== Exercise brief ==
Return all the data, word for word.

-------- Working data --------

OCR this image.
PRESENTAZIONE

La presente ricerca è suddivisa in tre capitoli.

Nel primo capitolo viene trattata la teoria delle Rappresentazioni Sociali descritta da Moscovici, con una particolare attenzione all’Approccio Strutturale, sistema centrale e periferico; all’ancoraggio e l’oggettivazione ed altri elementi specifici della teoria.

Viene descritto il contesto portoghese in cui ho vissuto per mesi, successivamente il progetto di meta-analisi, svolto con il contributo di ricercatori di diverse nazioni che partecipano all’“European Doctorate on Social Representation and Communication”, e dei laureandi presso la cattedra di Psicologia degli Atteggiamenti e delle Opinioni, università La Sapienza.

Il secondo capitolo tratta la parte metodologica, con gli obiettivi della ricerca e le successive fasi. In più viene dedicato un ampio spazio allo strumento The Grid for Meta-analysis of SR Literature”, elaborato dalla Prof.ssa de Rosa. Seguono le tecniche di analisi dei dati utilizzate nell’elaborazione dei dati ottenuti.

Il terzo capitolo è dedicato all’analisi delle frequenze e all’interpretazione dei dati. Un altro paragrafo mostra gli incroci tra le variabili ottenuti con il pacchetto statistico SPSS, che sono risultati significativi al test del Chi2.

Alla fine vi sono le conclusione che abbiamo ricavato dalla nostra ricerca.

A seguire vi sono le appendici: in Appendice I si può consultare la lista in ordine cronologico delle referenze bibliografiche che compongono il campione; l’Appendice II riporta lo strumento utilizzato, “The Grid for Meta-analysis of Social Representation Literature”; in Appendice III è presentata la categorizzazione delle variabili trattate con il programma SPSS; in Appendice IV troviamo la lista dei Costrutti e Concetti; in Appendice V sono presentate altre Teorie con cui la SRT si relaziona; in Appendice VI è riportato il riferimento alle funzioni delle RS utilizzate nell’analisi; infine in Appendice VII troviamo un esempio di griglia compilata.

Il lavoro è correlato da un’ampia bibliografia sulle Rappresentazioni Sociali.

--------

== Answer to this problem ==
OCR this image.
PRESENTAZIONE

La presente ricerca è suddivisa in tre capitoli.

Nel primo capitolo viene trattata la teoria delle Rappresentazioni Sociali descritta da Moscovici, con una particolare attenzione all’Approccio Strutturale, sistema centrale e periferico; all’ancoraggio e l’oggettivazione ed altri elementi specifici della teoria.

Viene descritto il contesto portoghese in cui ho vissuto per mesi, successivamente il progetto di meta-analisi, svolto con il contributo di ricercatori di diverse nazioni che partecipano all’“European Doctorate on Social Representation and Communication”, e dei laureandi presso la cattedra di Psicologia degli Atteggiamenti e delle Opinioni, università La Sapienza.

Il secondo capitolo tratta la parte metodologica, con gli obiettivi della ricerca e le successive fasi. In più viene dedicato un ampio spazio allo strumento The Grid for Meta-analysis of SR Literature”, elaborato dalla Prof.ssa de Rosa. Seguono le tecniche di analisi dei dati utilizzate nell’elaborazione dei dati ottenuti.

Il terzo capitolo è dedicato all’analisi delle frequenze e all’interpretazione dei dati. Un altro paragrafo mostra gli incroci tra le variabili ottenuti con il pacchetto statistico SPSS, che sono risultati significativi al test del Chi2.

Alla fine vi sono le conclusione che abbiamo ricavato dalla nostra ricerca.

A seguire vi sono le appendici: in Appendice I si può consultare la lista in ordine cronologico delle referenze bibliografiche che compongono il campione; l’Appendice II riporta lo strumento utilizzato, “The Grid for Meta-analysis of Social Representation Literature”; in Appendice III è presentata la categorizzazione delle variabili trattate con il programma SPSS; in Appendice IV troviamo la lista dei Costrutti e Concetti; in Appendice V sono presentate altre Teorie con cui la SRT si relaziona; in Appendice VI è riportato il riferimento alle funzioni delle RS utilizzate nell’analisi; infine in Appendice VII troviamo un esempio di griglia compilata.

Il lavoro è correlato da un’ampia bibliografia sulle Rappresentazioni Sociali.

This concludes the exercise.